Dataset records on visual material
────────────────────
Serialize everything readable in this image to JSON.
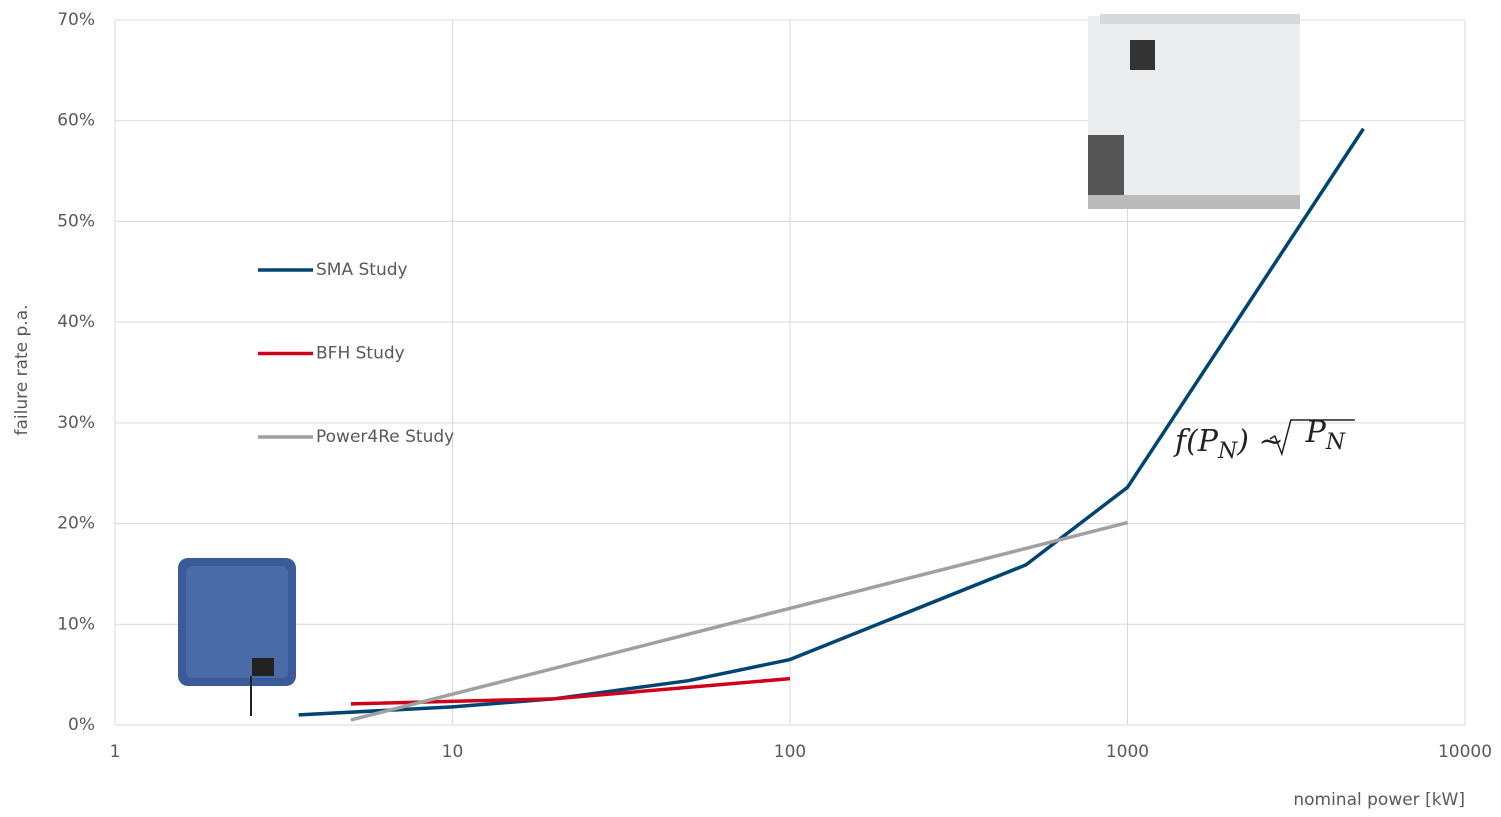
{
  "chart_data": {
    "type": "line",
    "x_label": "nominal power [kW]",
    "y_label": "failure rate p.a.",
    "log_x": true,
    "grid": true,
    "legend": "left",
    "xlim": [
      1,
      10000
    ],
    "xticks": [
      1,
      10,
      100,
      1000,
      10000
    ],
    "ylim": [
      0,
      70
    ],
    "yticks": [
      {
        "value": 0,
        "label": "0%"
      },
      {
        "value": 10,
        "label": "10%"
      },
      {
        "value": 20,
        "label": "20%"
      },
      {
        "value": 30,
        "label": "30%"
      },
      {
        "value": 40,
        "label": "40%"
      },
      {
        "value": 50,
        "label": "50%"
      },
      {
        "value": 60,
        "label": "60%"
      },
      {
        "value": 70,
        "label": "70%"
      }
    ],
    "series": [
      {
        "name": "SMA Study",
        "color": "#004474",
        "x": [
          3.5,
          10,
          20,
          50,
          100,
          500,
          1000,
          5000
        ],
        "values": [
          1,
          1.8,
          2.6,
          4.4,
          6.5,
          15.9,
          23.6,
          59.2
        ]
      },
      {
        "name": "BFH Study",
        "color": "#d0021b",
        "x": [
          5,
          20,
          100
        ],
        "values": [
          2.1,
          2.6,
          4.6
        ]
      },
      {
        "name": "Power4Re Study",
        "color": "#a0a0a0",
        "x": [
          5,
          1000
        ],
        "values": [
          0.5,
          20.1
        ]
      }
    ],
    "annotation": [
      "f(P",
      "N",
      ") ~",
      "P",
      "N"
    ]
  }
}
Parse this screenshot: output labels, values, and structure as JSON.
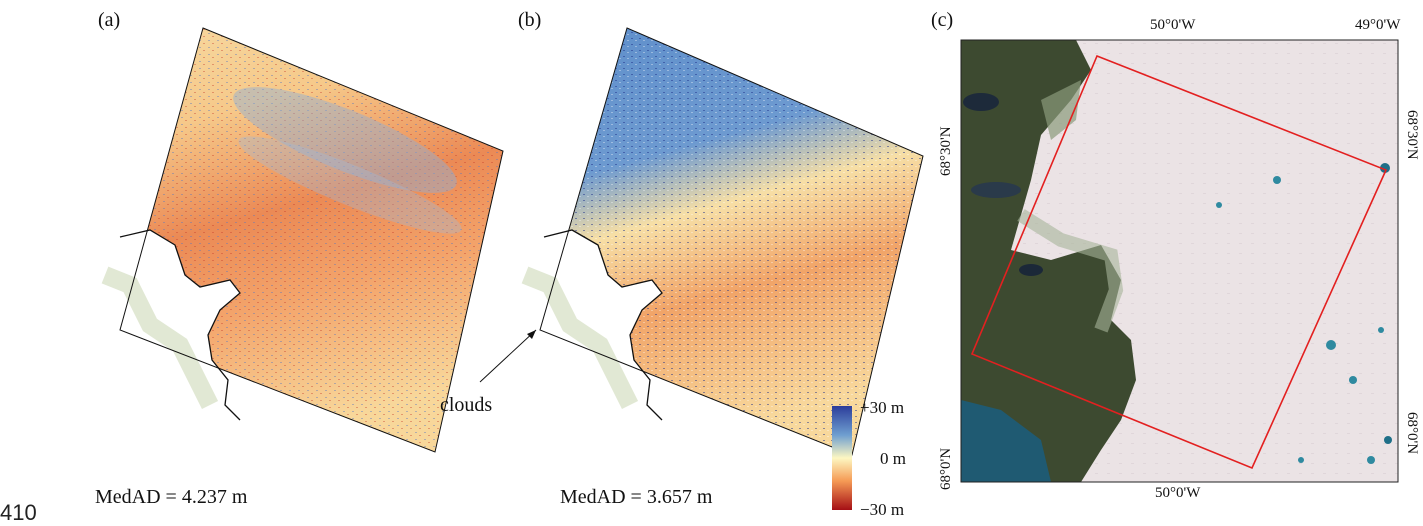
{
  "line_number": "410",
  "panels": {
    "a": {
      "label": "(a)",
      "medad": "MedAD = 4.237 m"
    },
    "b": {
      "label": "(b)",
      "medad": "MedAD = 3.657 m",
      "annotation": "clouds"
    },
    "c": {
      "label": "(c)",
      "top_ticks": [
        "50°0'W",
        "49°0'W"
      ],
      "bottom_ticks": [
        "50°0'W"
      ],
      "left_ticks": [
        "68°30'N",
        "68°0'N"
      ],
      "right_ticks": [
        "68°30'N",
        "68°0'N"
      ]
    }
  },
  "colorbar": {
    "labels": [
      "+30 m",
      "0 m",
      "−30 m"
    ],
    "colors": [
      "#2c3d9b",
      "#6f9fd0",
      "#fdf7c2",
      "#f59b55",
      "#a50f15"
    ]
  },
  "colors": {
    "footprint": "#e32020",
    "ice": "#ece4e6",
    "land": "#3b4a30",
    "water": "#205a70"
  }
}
────────────────────
→ YOUR GOAL: Transcribe the material exactly, leaving every picture out.

→ FINISHED EXERCISE:
Serialize everything readable in this image to JSON.
{
  "chart_data": {
    "type": "line",
    "x_label": "nominal power [kW]",
    "y_label": "failure rate p.a.",
    "log_x": true,
    "grid": true,
    "legend": "left",
    "xlim": [
      1,
      10000
    ],
    "xticks": [
      1,
      10,
      100,
      1000,
      10000
    ],
    "ylim": [
      0,
      70
    ],
    "yticks": [
      {
        "value": 0,
        "label": "0%"
      },
      {
        "value": 10,
        "label": "10%"
      },
      {
        "value": 20,
        "label": "20%"
      },
      {
        "value": 30,
        "label": "30%"
      },
      {
        "value": 40,
        "label": "40%"
      },
      {
        "value": 50,
        "label": "50%"
      },
      {
        "value": 60,
        "label": "60%"
      },
      {
        "value": 70,
        "label": "70%"
      }
    ],
    "series": [
      {
        "name": "SMA Study",
        "color": "#004474",
        "x": [
          3.5,
          10,
          20,
          50,
          100,
          500,
          1000,
          5000
        ],
        "values": [
          1,
          1.8,
          2.6,
          4.4,
          6.5,
          15.9,
          23.6,
          59.2
        ]
      },
      {
        "name": "BFH Study",
        "color": "#d0021b",
        "x": [
          5,
          20,
          100
        ],
        "values": [
          2.1,
          2.6,
          4.6
        ]
      },
      {
        "name": "Power4Re Study",
        "color": "#a0a0a0",
        "x": [
          5,
          1000
        ],
        "values": [
          0.5,
          20.1
        ]
      }
    ],
    "annotation": [
      "f(P",
      "N",
      ") ~",
      "P",
      "N"
    ]
  }
}
Parse this screenshot: output labels, values, and structure as JSON.
{
  "line_number": "410",
  "panels": {
    "a": {
      "label": "(a)",
      "medad": "MedAD = 4.237 m"
    },
    "b": {
      "label": "(b)",
      "medad": "MedAD = 3.657 m",
      "annotation": "clouds"
    },
    "c": {
      "label": "(c)",
      "top_ticks": [
        "50°0'W",
        "49°0'W"
      ],
      "bottom_ticks": [
        "50°0'W"
      ],
      "left_ticks": [
        "68°30'N",
        "68°0'N"
      ],
      "right_ticks": [
        "68°30'N",
        "68°0'N"
      ]
    }
  },
  "colorbar": {
    "labels": [
      "+30 m",
      "0 m",
      "−30 m"
    ],
    "colors": [
      "#2c3d9b",
      "#6f9fd0",
      "#fdf7c2",
      "#f59b55",
      "#a50f15"
    ]
  },
  "colors": {
    "footprint": "#e32020",
    "ice": "#ece4e6",
    "land": "#3b4a30",
    "water": "#205a70"
  }
}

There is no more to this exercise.